:: Information supplied ::

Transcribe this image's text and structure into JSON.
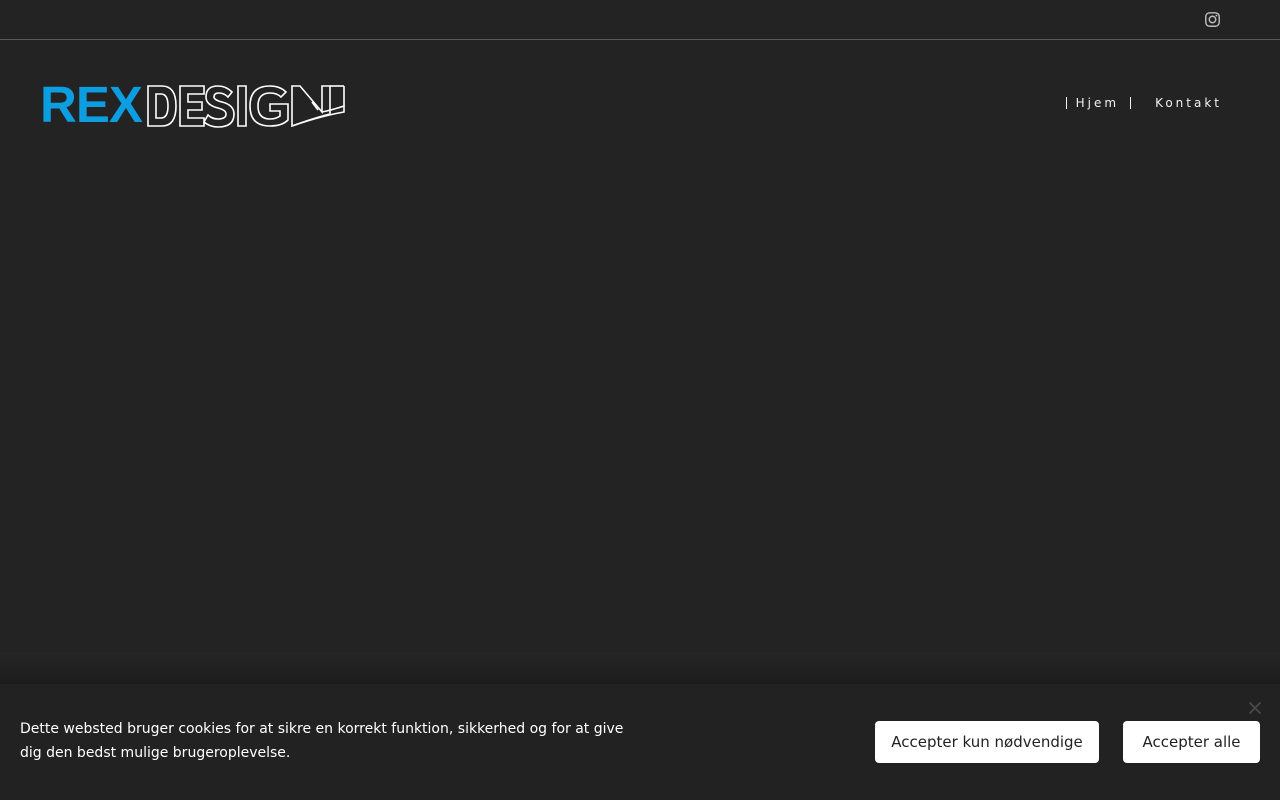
{
  "topbar": {
    "social_icon": "instagram-icon"
  },
  "logo": {
    "rex": "REX",
    "design": "DESIGN",
    "rex_color": "#0c9ee0",
    "design_color": "#ffffff"
  },
  "nav": {
    "items": [
      {
        "label": "Hjem"
      },
      {
        "label": "Kontakt"
      }
    ]
  },
  "cookie": {
    "text": "Dette websted bruger cookies for at sikre en korrekt funktion, sikkerhed og for at give dig den bedst mulige brugeroplevelse.",
    "accept_necessary_label": "Accepter kun nødvendige",
    "accept_all_label": "Accepter alle",
    "close_icon": "close-icon"
  },
  "colors": {
    "background": "#232323",
    "accent": "#0c9ee0"
  }
}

:::

- [Do this]
Show every line of the listing in which the string "Accepter" can be found.

- [Solution to this exercise]
    "accept_necessary_label": "Accepter kun nødvendige",
    "accept_all_label": "Accepter alle",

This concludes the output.